## WHAT TO WORK ON
Write the records out again, precisely as they stand.

## INPUT FOR THIS TASK
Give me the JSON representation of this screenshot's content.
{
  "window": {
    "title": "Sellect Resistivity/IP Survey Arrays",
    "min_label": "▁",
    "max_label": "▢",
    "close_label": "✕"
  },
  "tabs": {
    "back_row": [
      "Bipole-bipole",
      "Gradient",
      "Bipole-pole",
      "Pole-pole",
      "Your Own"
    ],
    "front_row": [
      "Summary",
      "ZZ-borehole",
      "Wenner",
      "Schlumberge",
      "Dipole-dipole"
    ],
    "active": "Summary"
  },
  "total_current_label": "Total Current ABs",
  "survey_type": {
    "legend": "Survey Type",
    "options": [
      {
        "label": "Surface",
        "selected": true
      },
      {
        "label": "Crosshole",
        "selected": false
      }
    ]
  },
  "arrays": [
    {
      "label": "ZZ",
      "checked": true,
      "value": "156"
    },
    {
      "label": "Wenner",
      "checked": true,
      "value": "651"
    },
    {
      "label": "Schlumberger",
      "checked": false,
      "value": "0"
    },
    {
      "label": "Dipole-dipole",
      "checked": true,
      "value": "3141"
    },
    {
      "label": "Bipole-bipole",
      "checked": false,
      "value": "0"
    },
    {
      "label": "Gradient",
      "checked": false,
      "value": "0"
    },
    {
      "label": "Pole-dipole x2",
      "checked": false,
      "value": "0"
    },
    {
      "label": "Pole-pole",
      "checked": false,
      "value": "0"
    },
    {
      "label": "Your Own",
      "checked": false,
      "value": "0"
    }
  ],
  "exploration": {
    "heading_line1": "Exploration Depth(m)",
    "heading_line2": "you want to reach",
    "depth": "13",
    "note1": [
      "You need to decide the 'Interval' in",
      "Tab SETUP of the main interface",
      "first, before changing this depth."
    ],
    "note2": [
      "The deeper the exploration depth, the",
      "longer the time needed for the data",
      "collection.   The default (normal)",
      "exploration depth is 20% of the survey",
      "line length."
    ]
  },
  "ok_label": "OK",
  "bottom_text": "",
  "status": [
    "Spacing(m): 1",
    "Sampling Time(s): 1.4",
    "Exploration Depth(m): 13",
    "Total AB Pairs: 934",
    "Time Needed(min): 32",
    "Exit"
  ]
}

## FINISHED TASK
Give me the JSON representation of this screenshot's content.
{
  "window": {
    "title": "Sellect Resistivity/IP Survey Arrays",
    "min_label": "▁",
    "max_label": "▢",
    "close_label": "✕"
  },
  "tabs": {
    "back_row": [
      "Bipole-bipole",
      "Gradient",
      "Bipole-pole",
      "Pole-pole",
      "Your Own"
    ],
    "front_row": [
      "Summary",
      "ZZ-borehole",
      "Wenner",
      "Schlumberge",
      "Dipole-dipole"
    ],
    "active": "Summary"
  },
  "total_current_label": "Total Current ABs",
  "survey_type": {
    "legend": "Survey Type",
    "options": [
      {
        "label": "Surface",
        "selected": true
      },
      {
        "label": "Crosshole",
        "selected": false
      }
    ]
  },
  "arrays": [
    {
      "label": "ZZ",
      "checked": true,
      "value": "156"
    },
    {
      "label": "Wenner",
      "checked": true,
      "value": "651"
    },
    {
      "label": "Schlumberger",
      "checked": false,
      "value": "0"
    },
    {
      "label": "Dipole-dipole",
      "checked": true,
      "value": "3141"
    },
    {
      "label": "Bipole-bipole",
      "checked": false,
      "value": "0"
    },
    {
      "label": "Gradient",
      "checked": false,
      "value": "0"
    },
    {
      "label": "Pole-dipole x2",
      "checked": false,
      "value": "0"
    },
    {
      "label": "Pole-pole",
      "checked": false,
      "value": "0"
    },
    {
      "label": "Your Own",
      "checked": false,
      "value": "0"
    }
  ],
  "exploration": {
    "heading_line1": "Exploration Depth(m)",
    "heading_line2": "you want to reach",
    "depth": "13",
    "note1": [
      "You need to decide the 'Interval' in",
      "Tab SETUP of the main interface",
      "first, before changing this depth."
    ],
    "note2": [
      "The deeper the exploration depth, the",
      "longer the time needed for the data",
      "collection.   The default (normal)",
      "exploration depth is 20% of the survey",
      "line length."
    ]
  },
  "ok_label": "OK",
  "bottom_text": "",
  "status": [
    "Spacing(m): 1",
    "Sampling Time(s): 1.4",
    "Exploration Depth(m): 13",
    "Total AB Pairs: 934",
    "Time Needed(min): 32",
    "Exit"
  ]
}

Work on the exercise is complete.